* Recorded data

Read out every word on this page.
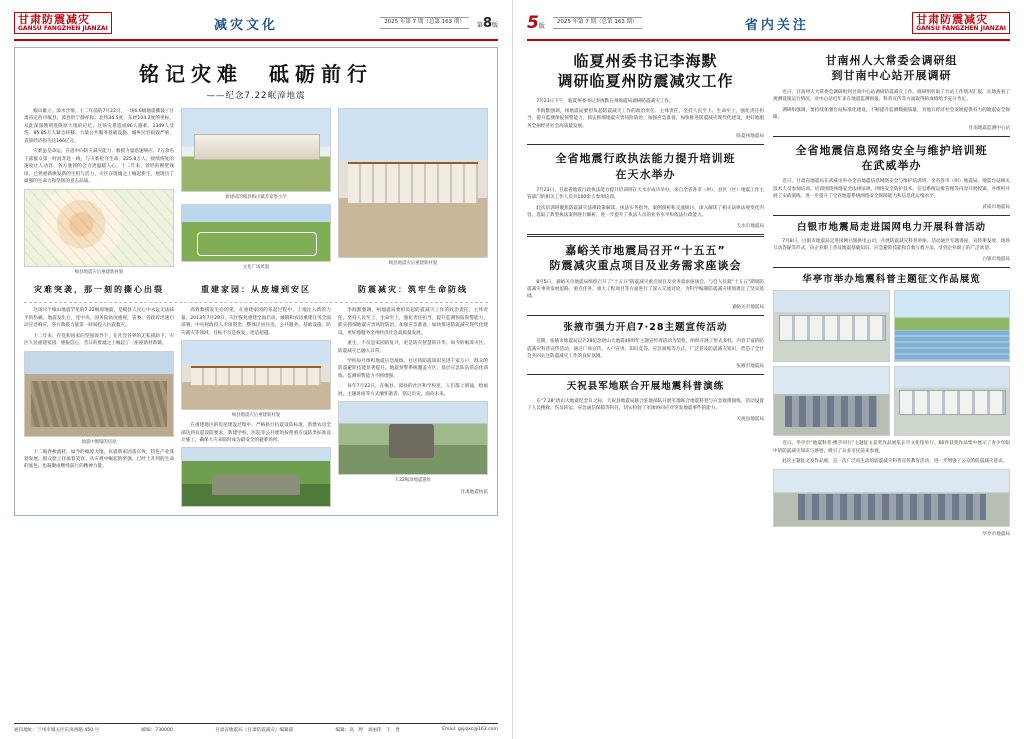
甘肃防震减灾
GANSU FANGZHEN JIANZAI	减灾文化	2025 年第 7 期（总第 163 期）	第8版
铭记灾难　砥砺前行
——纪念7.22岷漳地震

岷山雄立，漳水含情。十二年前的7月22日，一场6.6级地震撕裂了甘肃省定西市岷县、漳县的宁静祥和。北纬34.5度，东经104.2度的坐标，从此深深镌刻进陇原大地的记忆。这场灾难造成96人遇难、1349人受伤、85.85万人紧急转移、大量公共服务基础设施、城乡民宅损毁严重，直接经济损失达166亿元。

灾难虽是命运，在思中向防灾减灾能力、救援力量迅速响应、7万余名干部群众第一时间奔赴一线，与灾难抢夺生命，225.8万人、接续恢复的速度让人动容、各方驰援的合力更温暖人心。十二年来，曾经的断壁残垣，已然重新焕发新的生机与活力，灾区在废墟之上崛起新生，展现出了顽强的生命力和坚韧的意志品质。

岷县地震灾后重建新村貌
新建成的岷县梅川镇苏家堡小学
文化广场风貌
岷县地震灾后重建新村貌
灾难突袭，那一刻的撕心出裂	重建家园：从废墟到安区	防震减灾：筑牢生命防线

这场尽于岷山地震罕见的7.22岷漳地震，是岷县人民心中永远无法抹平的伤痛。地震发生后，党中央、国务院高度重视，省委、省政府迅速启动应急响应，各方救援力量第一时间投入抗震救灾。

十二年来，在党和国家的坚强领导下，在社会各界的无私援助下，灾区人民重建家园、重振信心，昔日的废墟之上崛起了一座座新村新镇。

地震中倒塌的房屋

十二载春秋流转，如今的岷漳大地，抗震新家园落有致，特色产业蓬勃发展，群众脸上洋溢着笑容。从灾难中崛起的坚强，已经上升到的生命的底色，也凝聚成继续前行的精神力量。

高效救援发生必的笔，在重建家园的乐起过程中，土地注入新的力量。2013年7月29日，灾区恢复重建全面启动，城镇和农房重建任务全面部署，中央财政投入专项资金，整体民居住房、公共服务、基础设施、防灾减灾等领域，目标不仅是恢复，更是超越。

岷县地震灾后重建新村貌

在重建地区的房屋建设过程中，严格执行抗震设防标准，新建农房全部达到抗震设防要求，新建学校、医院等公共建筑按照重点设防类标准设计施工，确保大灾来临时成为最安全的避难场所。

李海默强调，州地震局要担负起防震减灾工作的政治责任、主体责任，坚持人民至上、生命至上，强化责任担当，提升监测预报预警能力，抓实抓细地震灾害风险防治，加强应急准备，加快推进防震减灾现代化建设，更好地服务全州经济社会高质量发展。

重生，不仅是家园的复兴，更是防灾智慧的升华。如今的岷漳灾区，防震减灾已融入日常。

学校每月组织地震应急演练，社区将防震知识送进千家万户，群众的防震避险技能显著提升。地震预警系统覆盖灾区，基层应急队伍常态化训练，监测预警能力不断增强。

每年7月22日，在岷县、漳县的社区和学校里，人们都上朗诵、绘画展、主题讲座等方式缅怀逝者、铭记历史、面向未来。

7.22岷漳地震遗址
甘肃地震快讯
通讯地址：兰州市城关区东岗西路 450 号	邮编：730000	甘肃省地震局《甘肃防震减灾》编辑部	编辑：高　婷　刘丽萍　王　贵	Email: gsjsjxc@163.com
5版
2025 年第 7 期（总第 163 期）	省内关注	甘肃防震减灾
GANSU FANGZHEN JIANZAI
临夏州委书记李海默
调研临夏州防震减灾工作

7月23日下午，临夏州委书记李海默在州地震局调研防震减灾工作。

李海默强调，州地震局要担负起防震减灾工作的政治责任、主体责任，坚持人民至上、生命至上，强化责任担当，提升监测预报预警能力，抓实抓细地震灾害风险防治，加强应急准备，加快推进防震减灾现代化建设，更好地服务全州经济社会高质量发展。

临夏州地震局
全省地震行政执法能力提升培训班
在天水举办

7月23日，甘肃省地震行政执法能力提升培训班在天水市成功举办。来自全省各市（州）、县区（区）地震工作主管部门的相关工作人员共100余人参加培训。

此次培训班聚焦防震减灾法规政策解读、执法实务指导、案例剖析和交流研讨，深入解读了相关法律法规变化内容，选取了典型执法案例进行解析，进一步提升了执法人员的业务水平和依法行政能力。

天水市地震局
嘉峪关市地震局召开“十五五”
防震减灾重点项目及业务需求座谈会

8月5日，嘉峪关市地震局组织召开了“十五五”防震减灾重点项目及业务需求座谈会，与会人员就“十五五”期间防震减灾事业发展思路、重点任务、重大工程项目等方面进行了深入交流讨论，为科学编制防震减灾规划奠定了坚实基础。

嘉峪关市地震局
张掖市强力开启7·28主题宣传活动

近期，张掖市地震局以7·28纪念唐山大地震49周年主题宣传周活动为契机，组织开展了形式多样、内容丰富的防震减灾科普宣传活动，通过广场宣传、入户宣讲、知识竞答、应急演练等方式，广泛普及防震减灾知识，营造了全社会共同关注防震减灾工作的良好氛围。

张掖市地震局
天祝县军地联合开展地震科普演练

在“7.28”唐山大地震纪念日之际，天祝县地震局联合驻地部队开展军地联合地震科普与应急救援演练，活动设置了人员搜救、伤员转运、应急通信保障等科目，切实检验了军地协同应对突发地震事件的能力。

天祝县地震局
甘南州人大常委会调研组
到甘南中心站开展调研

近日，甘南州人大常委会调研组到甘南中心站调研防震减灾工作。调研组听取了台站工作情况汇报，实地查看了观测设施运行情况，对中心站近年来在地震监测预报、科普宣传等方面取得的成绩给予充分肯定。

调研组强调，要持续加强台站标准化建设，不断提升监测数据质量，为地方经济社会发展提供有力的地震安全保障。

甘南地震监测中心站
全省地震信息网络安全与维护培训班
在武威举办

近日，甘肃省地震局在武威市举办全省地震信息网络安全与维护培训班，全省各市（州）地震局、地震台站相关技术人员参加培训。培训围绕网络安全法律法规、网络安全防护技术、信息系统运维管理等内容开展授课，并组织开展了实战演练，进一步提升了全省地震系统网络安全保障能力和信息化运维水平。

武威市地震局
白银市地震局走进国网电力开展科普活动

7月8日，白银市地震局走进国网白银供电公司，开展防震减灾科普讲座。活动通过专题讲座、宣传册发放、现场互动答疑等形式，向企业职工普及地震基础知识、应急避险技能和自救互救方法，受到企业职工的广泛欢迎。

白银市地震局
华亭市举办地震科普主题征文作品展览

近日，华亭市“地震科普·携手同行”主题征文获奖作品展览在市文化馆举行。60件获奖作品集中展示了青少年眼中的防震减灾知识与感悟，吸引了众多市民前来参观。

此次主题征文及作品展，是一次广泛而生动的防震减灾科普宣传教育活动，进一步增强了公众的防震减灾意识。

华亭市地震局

* REQUEST
Quote the listing above in full, except for the pictures.

* EXPECTED OUTPUT
Read out every word on this page.
甘肃防震减灾
GANSU FANGZHEN JIANZAI	减灾文化	2025 年第 7 期（总第 163 期）	第8版
铭记灾难　砥砺前行
——纪念7.22岷漳地震

岷山雄立，漳水含情。十二年前的7月22日，一场6.6级地震撕裂了甘肃省定西市岷县、漳县的宁静祥和。北纬34.5度，东经104.2度的坐标，从此深深镌刻进陇原大地的记忆。这场灾难造成96人遇难、1349人受伤、85.85万人紧急转移、大量公共服务基础设施、城乡民宅损毁严重，直接经济损失达166亿元。

灾难虽是命运，在思中向防灾减灾能力、救援力量迅速响应、7万余名干部群众第一时间奔赴一线，与灾难抢夺生命，225.8万人、接续恢复的速度让人动容、各方驰援的合力更温暖人心。十二年来，曾经的断壁残垣，已然重新焕发新的生机与活力，灾区在废墟之上崛起新生，展现出了顽强的生命力和坚韧的意志品质。

岷县地震灾后重建新村貌
新建成的岷县梅川镇苏家堡小学
文化广场风貌
岷县地震灾后重建新村貌
灾难突袭，那一刻的撕心出裂	重建家园：从废墟到安区	防震减灾：筑牢生命防线

这场尽于岷山地震罕见的7.22岷漳地震，是岷县人民心中永远无法抹平的伤痛。地震发生后，党中央、国务院高度重视，省委、省政府迅速启动应急响应，各方救援力量第一时间投入抗震救灾。

十二年来，在党和国家的坚强领导下，在社会各界的无私援助下，灾区人民重建家园、重振信心，昔日的废墟之上崛起了一座座新村新镇。

地震中倒塌的房屋

十二载春秋流转，如今的岷漳大地，抗震新家园落有致，特色产业蓬勃发展，群众脸上洋溢着笑容。从灾难中崛起的坚强，已经上升到的生命的底色，也凝聚成继续前行的精神力量。

高效救援发生必的笔，在重建家园的乐起过程中，土地注入新的力量。2013年7月29日，灾区恢复重建全面启动，城镇和农房重建任务全面部署，中央财政投入专项资金，整体民居住房、公共服务、基础设施、防灾减灾等领域，目标不仅是恢复，更是超越。

岷县地震灾后重建新村貌

在重建地区的房屋建设过程中，严格执行抗震设防标准，新建农房全部达到抗震设防要求，新建学校、医院等公共建筑按照重点设防类标准设计施工，确保大灾来临时成为最安全的避难场所。

李海默强调，州地震局要担负起防震减灾工作的政治责任、主体责任，坚持人民至上、生命至上，强化责任担当，提升监测预报预警能力，抓实抓细地震灾害风险防治，加强应急准备，加快推进防震减灾现代化建设，更好地服务全州经济社会高质量发展。

重生，不仅是家园的复兴，更是防灾智慧的升华。如今的岷漳灾区，防震减灾已融入日常。

学校每月组织地震应急演练，社区将防震知识送进千家万户，群众的防震避险技能显著提升。地震预警系统覆盖灾区，基层应急队伍常态化训练，监测预警能力不断增强。

每年7月22日，在岷县、漳县的社区和学校里，人们都上朗诵、绘画展、主题讲座等方式缅怀逝者、铭记历史、面向未来。

7.22岷漳地震遗址
甘肃地震快讯
通讯地址：兰州市城关区东岗西路 450 号	邮编：730000	甘肃省地震局《甘肃防震减灾》编辑部	编辑：高　婷　刘丽萍　王　贵	Email: gsjsjxc@163.com
5版
2025 年第 7 期（总第 163 期）	省内关注	甘肃防震减灾
GANSU FANGZHEN JIANZAI
临夏州委书记李海默
调研临夏州防震减灾工作

7月23日下午，临夏州委书记李海默在州地震局调研防震减灾工作。

李海默强调，州地震局要担负起防震减灾工作的政治责任、主体责任，坚持人民至上、生命至上，强化责任担当，提升监测预报预警能力，抓实抓细地震灾害风险防治，加强应急准备，加快推进防震减灾现代化建设，更好地服务全州经济社会高质量发展。

临夏州地震局
全省地震行政执法能力提升培训班
在天水举办

7月23日，甘肃省地震行政执法能力提升培训班在天水市成功举办。来自全省各市（州）、县区（区）地震工作主管部门的相关工作人员共100余人参加培训。

此次培训班聚焦防震减灾法规政策解读、执法实务指导、案例剖析和交流研讨，深入解读了相关法律法规变化内容，选取了典型执法案例进行解析，进一步提升了执法人员的业务水平和依法行政能力。

天水市地震局
嘉峪关市地震局召开“十五五”
防震减灾重点项目及业务需求座谈会

8月5日，嘉峪关市地震局组织召开了“十五五”防震减灾重点项目及业务需求座谈会，与会人员就“十五五”期间防震减灾事业发展思路、重点任务、重大工程项目等方面进行了深入交流讨论，为科学编制防震减灾规划奠定了坚实基础。

嘉峪关市地震局
张掖市强力开启7·28主题宣传活动

近期，张掖市地震局以7·28纪念唐山大地震49周年主题宣传周活动为契机，组织开展了形式多样、内容丰富的防震减灾科普宣传活动，通过广场宣传、入户宣讲、知识竞答、应急演练等方式，广泛普及防震减灾知识，营造了全社会共同关注防震减灾工作的良好氛围。

张掖市地震局
天祝县军地联合开展地震科普演练

在“7.28”唐山大地震纪念日之际，天祝县地震局联合驻地部队开展军地联合地震科普与应急救援演练，活动设置了人员搜救、伤员转运、应急通信保障等科目，切实检验了军地协同应对突发地震事件的能力。

天祝县地震局
甘南州人大常委会调研组
到甘南中心站开展调研

近日，甘南州人大常委会调研组到甘南中心站调研防震减灾工作。调研组听取了台站工作情况汇报，实地查看了观测设施运行情况，对中心站近年来在地震监测预报、科普宣传等方面取得的成绩给予充分肯定。

调研组强调，要持续加强台站标准化建设，不断提升监测数据质量，为地方经济社会发展提供有力的地震安全保障。

甘南地震监测中心站
全省地震信息网络安全与维护培训班
在武威举办

近日，甘肃省地震局在武威市举办全省地震信息网络安全与维护培训班，全省各市（州）地震局、地震台站相关技术人员参加培训。培训围绕网络安全法律法规、网络安全防护技术、信息系统运维管理等内容开展授课，并组织开展了实战演练，进一步提升了全省地震系统网络安全保障能力和信息化运维水平。

武威市地震局
白银市地震局走进国网电力开展科普活动

7月8日，白银市地震局走进国网白银供电公司，开展防震减灾科普讲座。活动通过专题讲座、宣传册发放、现场互动答疑等形式，向企业职工普及地震基础知识、应急避险技能和自救互救方法，受到企业职工的广泛欢迎。

白银市地震局
华亭市举办地震科普主题征文作品展览

近日，华亭市“地震科普·携手同行”主题征文获奖作品展览在市文化馆举行。60件获奖作品集中展示了青少年眼中的防震减灾知识与感悟，吸引了众多市民前来参观。

此次主题征文及作品展，是一次广泛而生动的防震减灾科普宣传教育活动，进一步增强了公众的防震减灾意识。

华亭市地震局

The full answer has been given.